A run of records
● ● ● ● ●
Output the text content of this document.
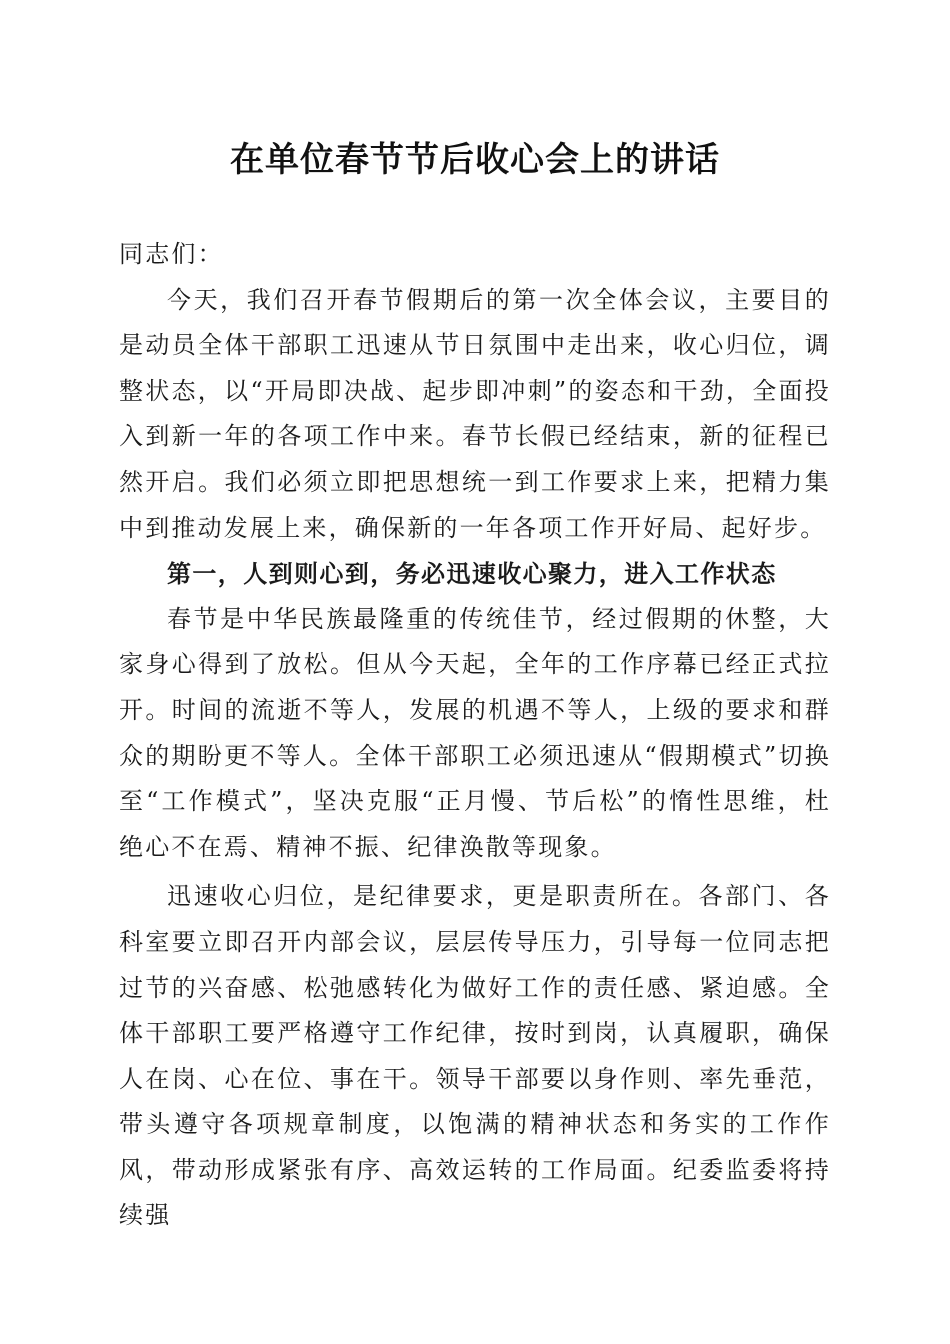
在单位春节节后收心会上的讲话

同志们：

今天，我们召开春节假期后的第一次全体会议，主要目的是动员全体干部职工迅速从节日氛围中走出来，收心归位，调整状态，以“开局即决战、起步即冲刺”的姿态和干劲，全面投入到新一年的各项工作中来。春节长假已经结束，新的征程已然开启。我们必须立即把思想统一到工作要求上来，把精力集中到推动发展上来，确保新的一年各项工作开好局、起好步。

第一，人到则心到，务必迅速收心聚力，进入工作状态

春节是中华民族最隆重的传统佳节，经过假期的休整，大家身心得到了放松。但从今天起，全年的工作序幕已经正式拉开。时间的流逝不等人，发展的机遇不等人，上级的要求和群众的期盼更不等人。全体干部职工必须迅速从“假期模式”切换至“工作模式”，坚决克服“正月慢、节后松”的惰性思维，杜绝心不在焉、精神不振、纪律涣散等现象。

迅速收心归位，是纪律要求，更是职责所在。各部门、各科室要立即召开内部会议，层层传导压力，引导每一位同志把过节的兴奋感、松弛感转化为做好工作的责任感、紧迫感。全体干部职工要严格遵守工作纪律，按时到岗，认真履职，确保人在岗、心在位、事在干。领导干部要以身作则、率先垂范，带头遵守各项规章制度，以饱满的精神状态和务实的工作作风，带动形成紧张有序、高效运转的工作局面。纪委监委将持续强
● ● ● ● ●
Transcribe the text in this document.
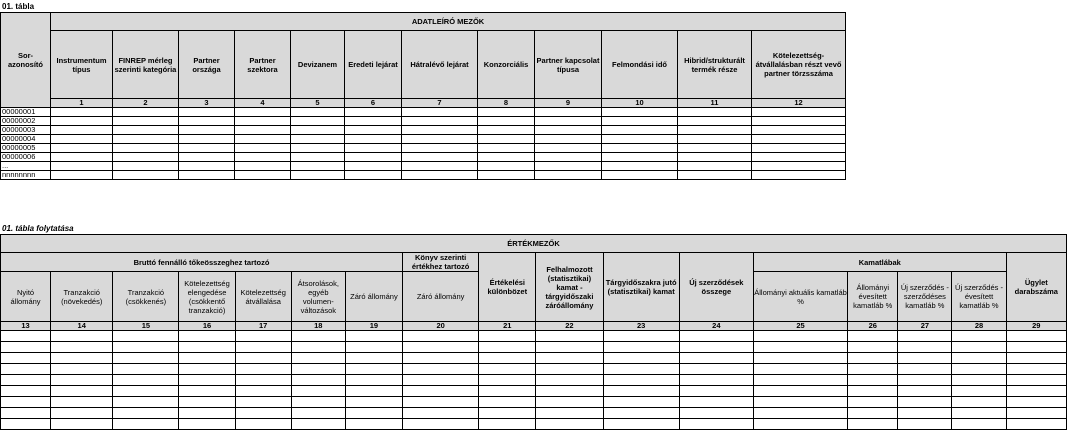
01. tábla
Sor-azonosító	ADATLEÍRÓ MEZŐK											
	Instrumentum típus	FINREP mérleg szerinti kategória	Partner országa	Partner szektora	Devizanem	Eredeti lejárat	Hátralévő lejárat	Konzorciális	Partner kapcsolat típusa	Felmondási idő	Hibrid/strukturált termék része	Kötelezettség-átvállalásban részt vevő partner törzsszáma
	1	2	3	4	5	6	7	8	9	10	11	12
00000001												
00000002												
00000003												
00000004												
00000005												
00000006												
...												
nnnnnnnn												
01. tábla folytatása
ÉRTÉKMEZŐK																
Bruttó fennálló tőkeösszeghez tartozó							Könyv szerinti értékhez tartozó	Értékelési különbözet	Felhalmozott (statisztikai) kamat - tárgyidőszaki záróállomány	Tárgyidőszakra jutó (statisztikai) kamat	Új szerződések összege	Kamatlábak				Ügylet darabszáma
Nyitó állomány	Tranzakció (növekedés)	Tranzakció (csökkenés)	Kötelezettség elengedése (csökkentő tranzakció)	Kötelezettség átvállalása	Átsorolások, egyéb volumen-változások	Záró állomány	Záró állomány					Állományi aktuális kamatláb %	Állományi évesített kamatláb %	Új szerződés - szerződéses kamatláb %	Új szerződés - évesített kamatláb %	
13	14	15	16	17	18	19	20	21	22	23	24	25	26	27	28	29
● ● ● ● ●
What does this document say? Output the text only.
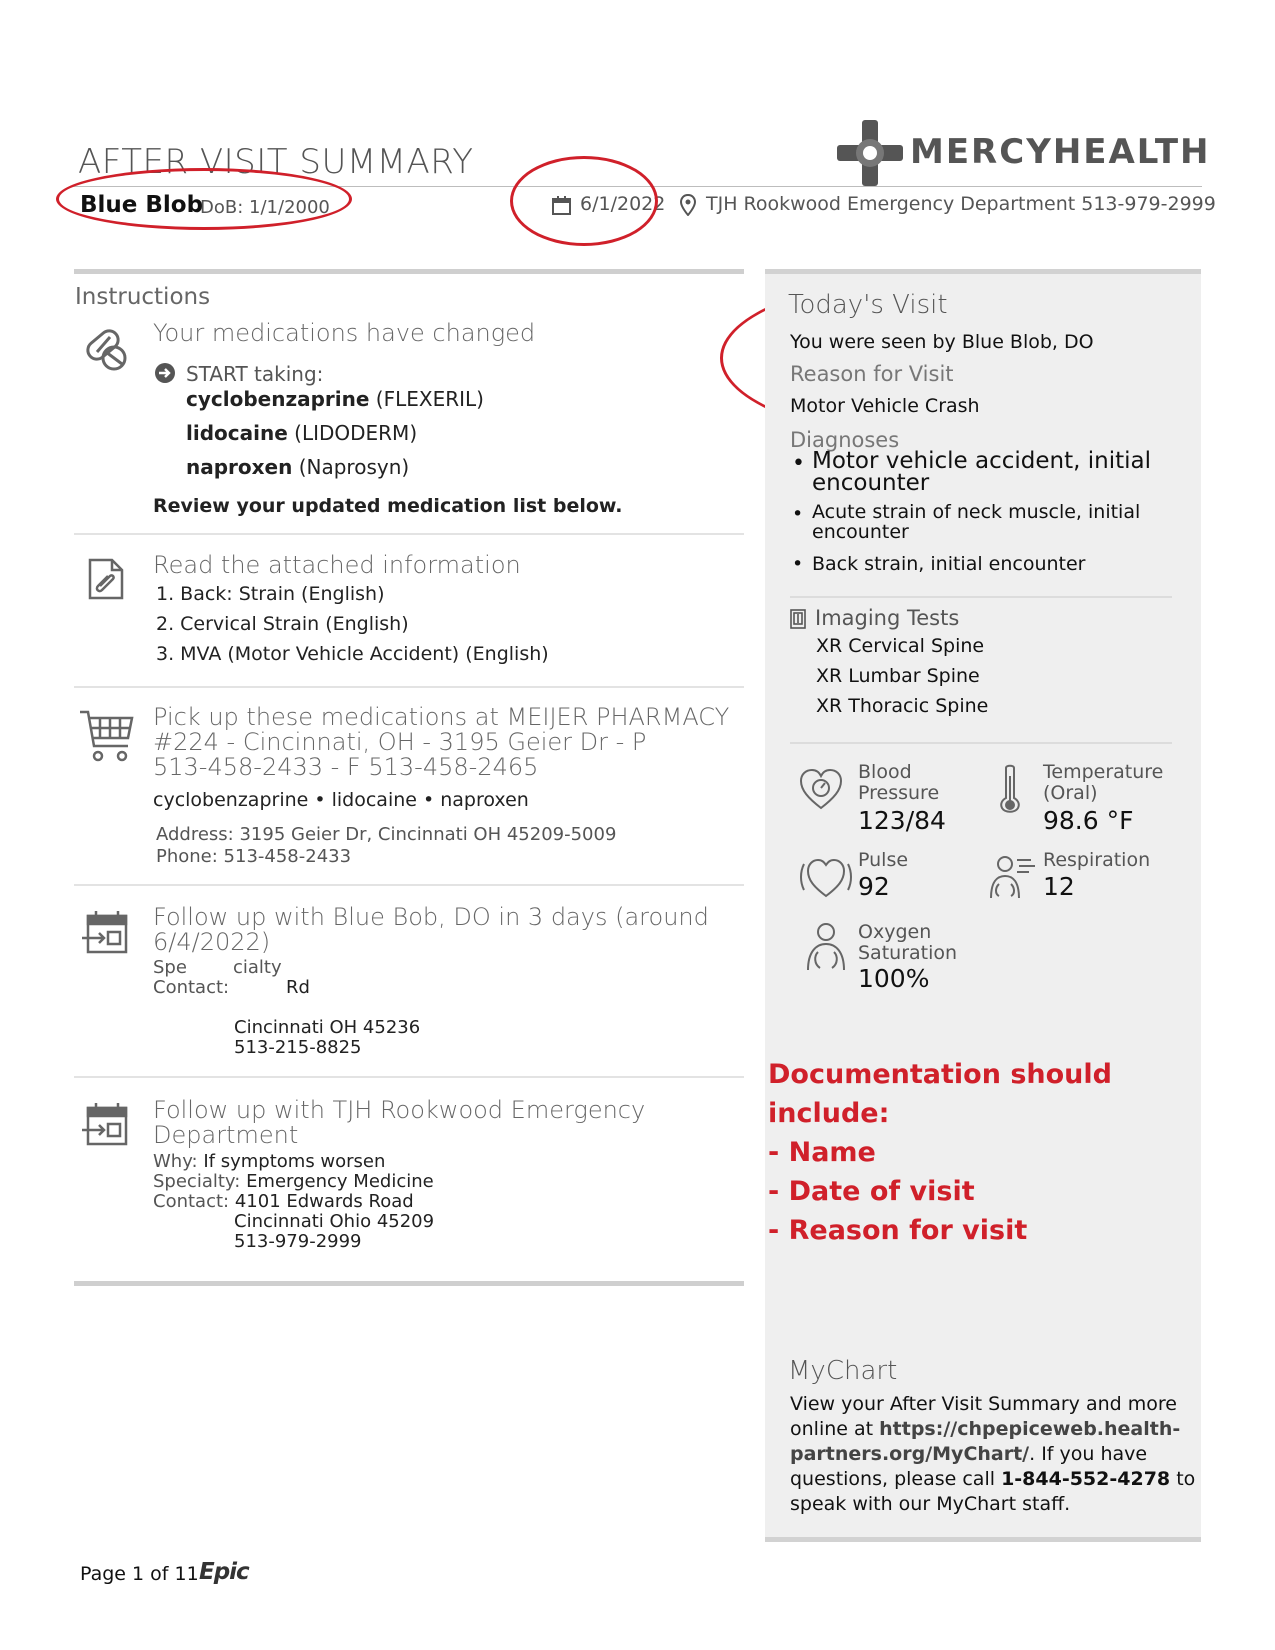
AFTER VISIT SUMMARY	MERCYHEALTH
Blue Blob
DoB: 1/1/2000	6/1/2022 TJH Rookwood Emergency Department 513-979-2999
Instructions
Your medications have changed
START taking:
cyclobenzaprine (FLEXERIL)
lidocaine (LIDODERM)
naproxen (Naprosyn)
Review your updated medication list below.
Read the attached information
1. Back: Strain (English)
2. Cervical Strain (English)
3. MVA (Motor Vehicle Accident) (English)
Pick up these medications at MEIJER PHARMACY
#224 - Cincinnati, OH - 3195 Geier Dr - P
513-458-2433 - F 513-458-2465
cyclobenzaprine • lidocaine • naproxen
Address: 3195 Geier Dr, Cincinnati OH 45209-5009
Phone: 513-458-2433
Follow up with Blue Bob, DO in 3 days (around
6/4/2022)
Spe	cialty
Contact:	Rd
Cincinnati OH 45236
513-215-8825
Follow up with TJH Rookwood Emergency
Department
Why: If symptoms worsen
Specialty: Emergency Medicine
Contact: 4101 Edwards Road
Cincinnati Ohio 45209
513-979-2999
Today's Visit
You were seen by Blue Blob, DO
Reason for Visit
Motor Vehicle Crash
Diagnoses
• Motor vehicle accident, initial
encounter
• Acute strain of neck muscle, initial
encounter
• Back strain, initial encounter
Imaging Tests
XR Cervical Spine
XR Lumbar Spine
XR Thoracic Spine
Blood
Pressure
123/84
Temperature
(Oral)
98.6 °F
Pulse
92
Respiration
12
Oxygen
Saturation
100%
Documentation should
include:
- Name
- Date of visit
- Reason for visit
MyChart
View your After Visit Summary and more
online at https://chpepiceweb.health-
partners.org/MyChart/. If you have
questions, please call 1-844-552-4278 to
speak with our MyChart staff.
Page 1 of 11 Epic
● ● ● ● ●
_Problem to work on:_ In the entries above, find every line holding the word "text" and copy it out.

_Written answer:_
Output the text content of this document.
Transcribe the text in this document.
What does this document say? Output the text only.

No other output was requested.